[Dataset rows]
------------

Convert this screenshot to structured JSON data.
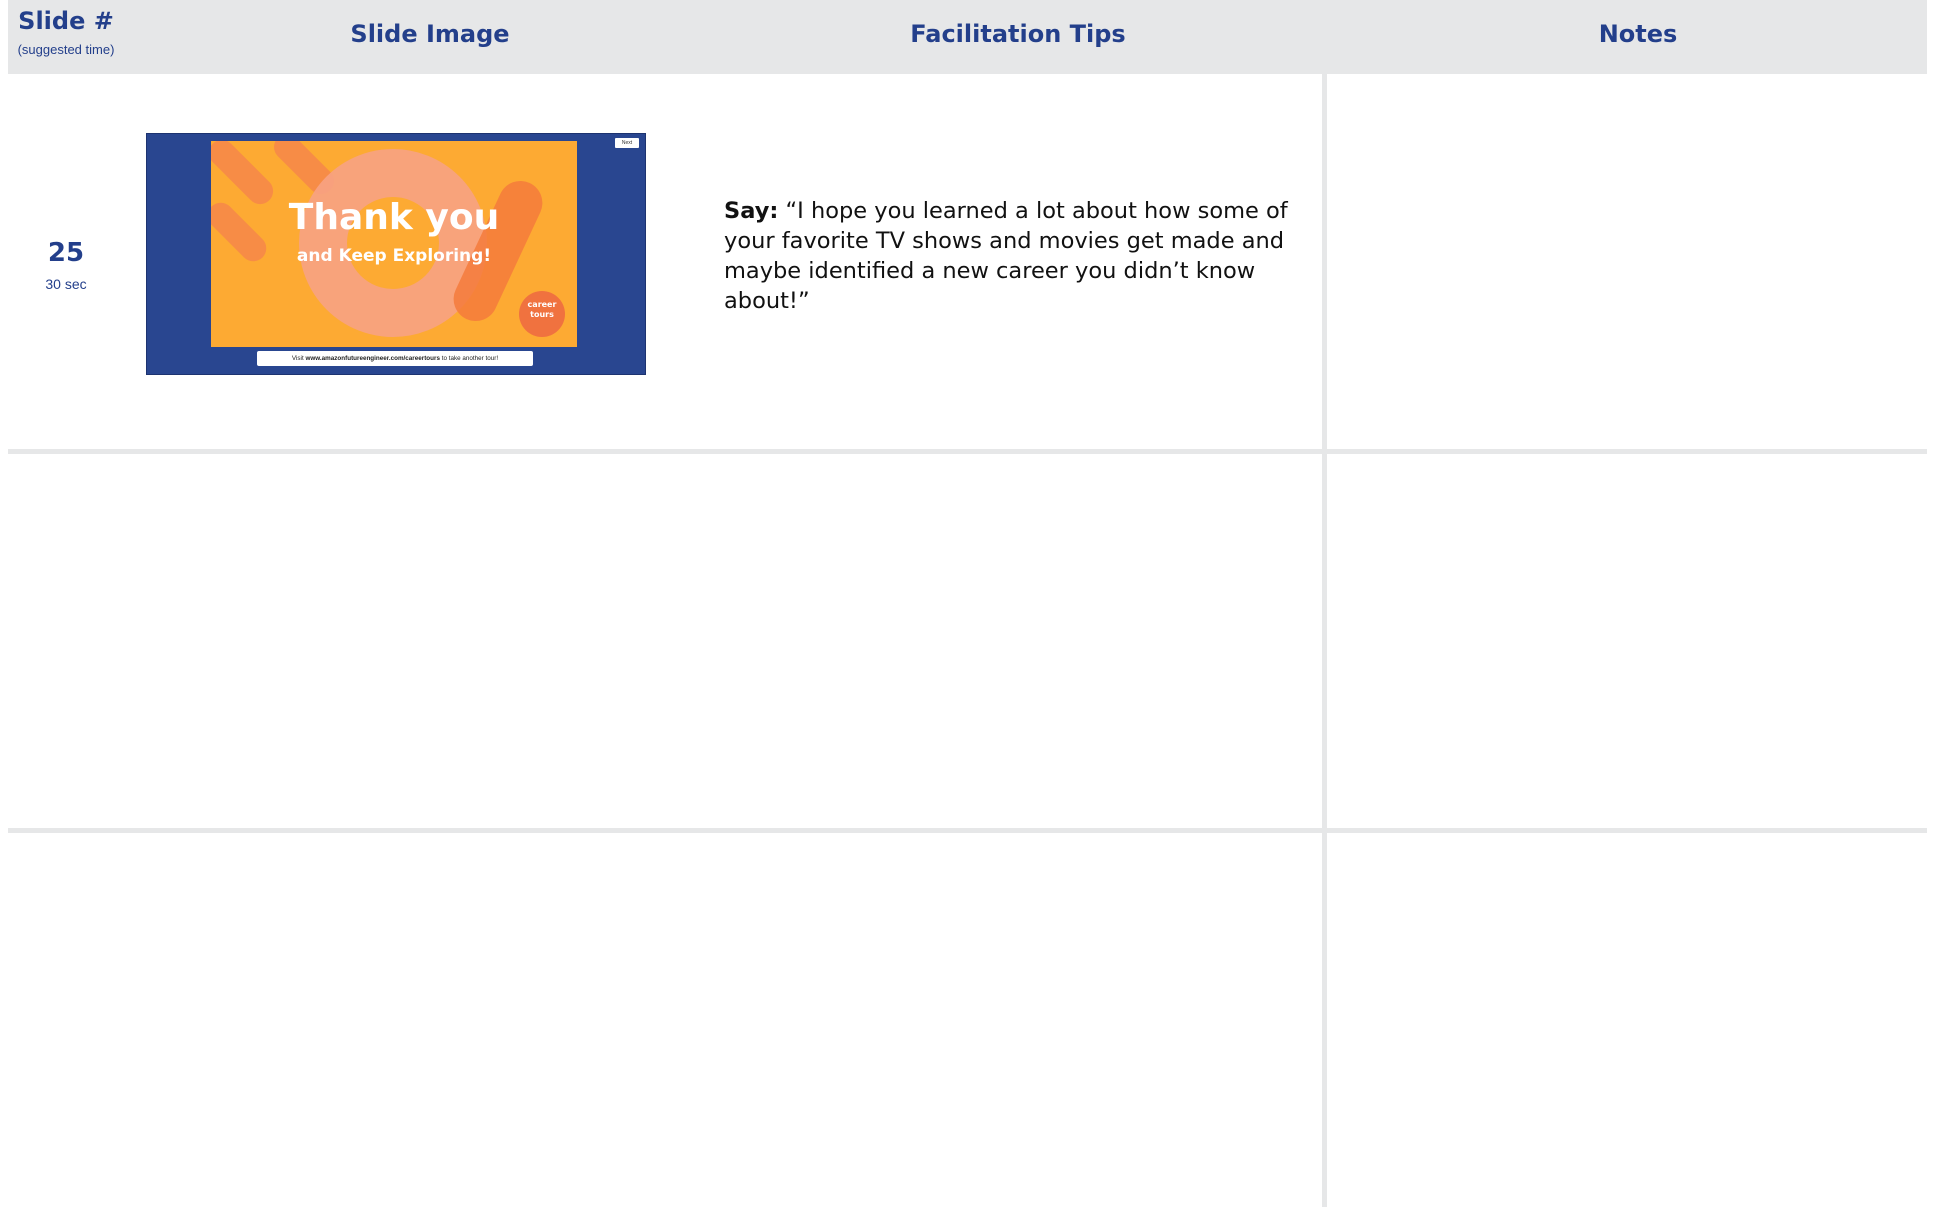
{
  "header": {
    "slide_num_label": "Slide #",
    "slide_num_sub": "(suggested time)",
    "slide_image_label": "Slide Image",
    "facilitation_tips_label": "Facilitation Tips",
    "notes_label": "Notes"
  },
  "rows": [
    {
      "slide_number": "25",
      "time": "30 sec",
      "thumbnail": {
        "title": "Thank you",
        "subtitle": "and Keep Exploring!",
        "badge": "career tours",
        "next_button": "Next",
        "visit_prefix": "Visit ",
        "visit_url": "www.amazonfutureengineer.com/careertours",
        "visit_suffix": " to take another tour!"
      },
      "tip_label": "Say:",
      "tip_text": " “I hope you learned a lot about how some of your favorite TV shows and movies get made and maybe identified a new career you didn’t know about!”",
      "notes": ""
    }
  ],
  "colors": {
    "header_bg": "#e6e7e8",
    "header_text": "#233f8b",
    "slide_bg": "#294690",
    "slide_panel": "#fdaa33",
    "divider": "#e6e7e8"
  }
}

------------

Written request
Drop the images and repeat the data exactly.

Result for this exercise
Convert this screenshot to structured JSON data.
{
  "header": {
    "slide_num_label": "Slide #",
    "slide_num_sub": "(suggested time)",
    "slide_image_label": "Slide Image",
    "facilitation_tips_label": "Facilitation Tips",
    "notes_label": "Notes"
  },
  "rows": [
    {
      "slide_number": "25",
      "time": "30 sec",
      "thumbnail": {
        "title": "Thank you",
        "subtitle": "and Keep Exploring!",
        "badge": "career tours",
        "next_button": "Next",
        "visit_prefix": "Visit ",
        "visit_url": "www.amazonfutureengineer.com/careertours",
        "visit_suffix": " to take another tour!"
      },
      "tip_label": "Say:",
      "tip_text": " “I hope you learned a lot about how some of your favorite TV shows and movies get made and maybe identified a new career you didn’t know about!”",
      "notes": ""
    }
  ],
  "colors": {
    "header_bg": "#e6e7e8",
    "header_text": "#233f8b",
    "slide_bg": "#294690",
    "slide_panel": "#fdaa33",
    "divider": "#e6e7e8"
  }
}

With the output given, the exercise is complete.